▸ **What is needed**
Leave every picture out and write out the records below exactly.

▸ **Rows**

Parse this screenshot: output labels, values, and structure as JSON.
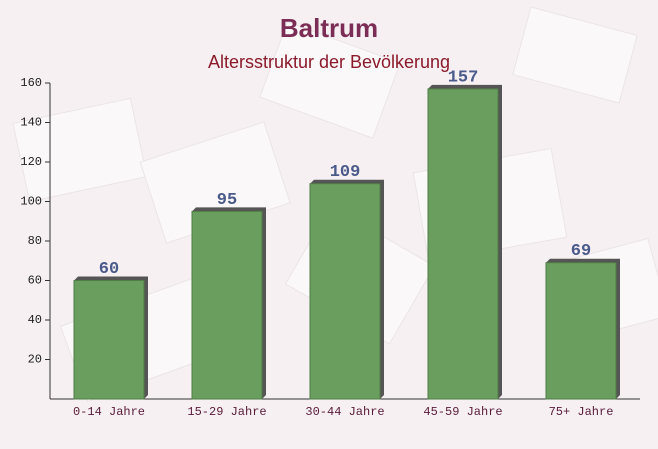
{
  "chart_data": {
    "type": "bar",
    "title": "Baltrum",
    "subtitle": "Altersstruktur der Bevölkerung",
    "categories": [
      "0-14 Jahre",
      "15-29 Jahre",
      "30-44 Jahre",
      "45-59 Jahre",
      "75+ Jahre"
    ],
    "values": [
      60,
      95,
      109,
      157,
      69
    ],
    "color": "#6a9e5e",
    "ylim": [
      0,
      160
    ],
    "yticks": [
      20,
      40,
      60,
      80,
      100,
      120,
      140,
      160
    ]
  }
}
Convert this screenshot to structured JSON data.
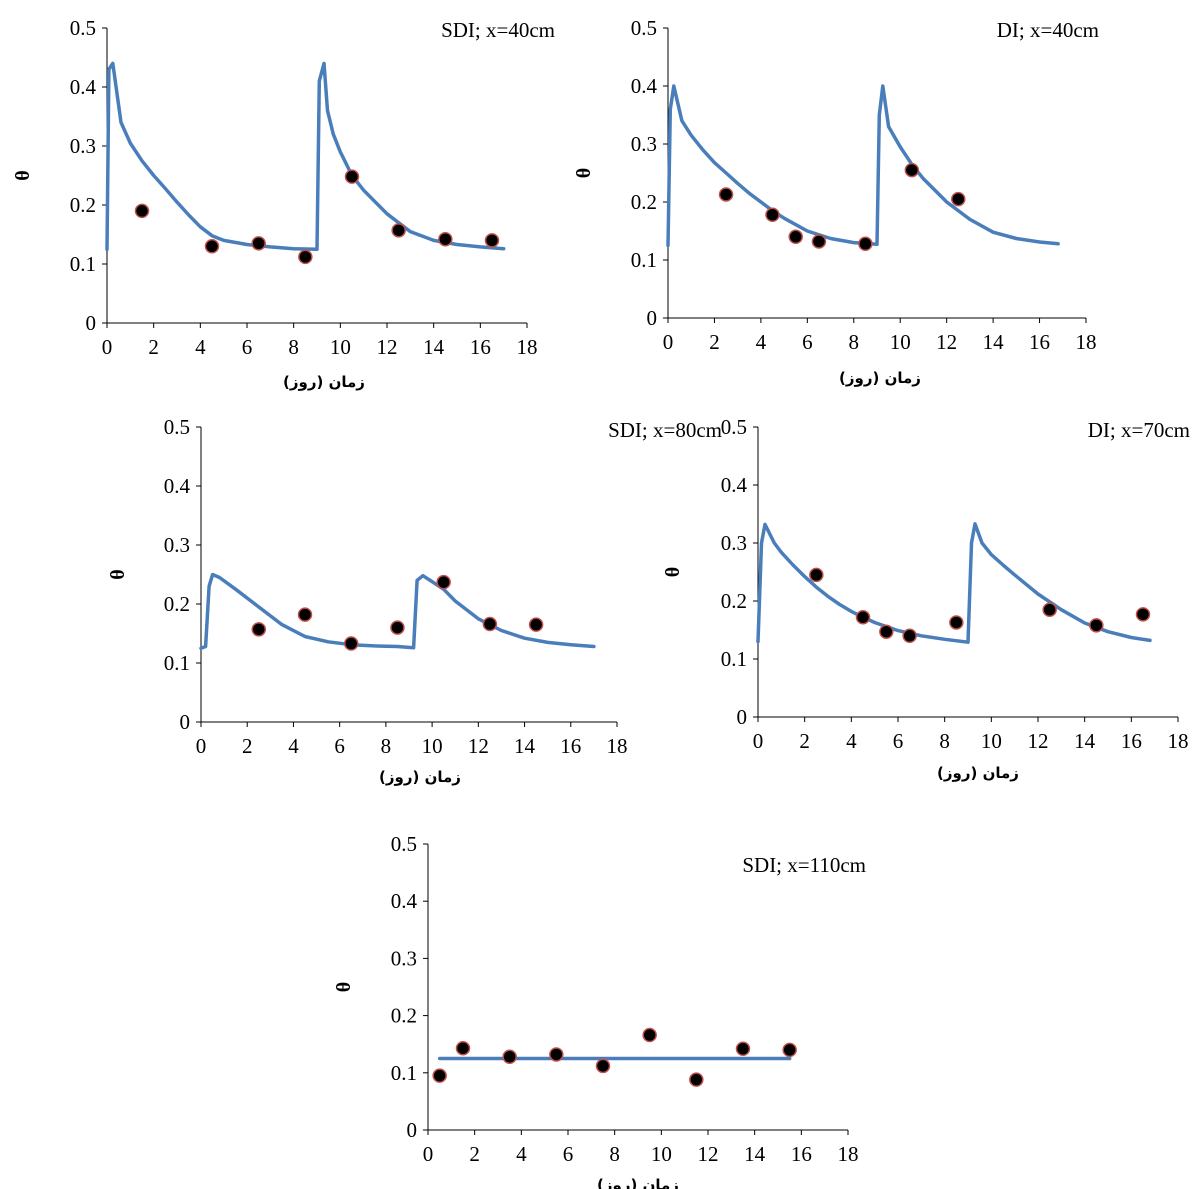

▸ **Correct output**
Parse this screenshot: output labels, values, and structure as JSON.
{
  "chart_data": {
    "type": "bar",
    "title": "Baltrum",
    "subtitle": "Altersstruktur der Bevölkerung",
    "categories": [
      "0-14 Jahre",
      "15-29 Jahre",
      "30-44 Jahre",
      "45-59 Jahre",
      "75+ Jahre"
    ],
    "values": [
      60,
      95,
      109,
      157,
      69
    ],
    "color": "#6a9e5e",
    "ylim": [
      0,
      160
    ],
    "yticks": [
      20,
      40,
      60,
      80,
      100,
      120,
      140,
      160
    ]
  }
}
Convert this screenshot to structured JSON data.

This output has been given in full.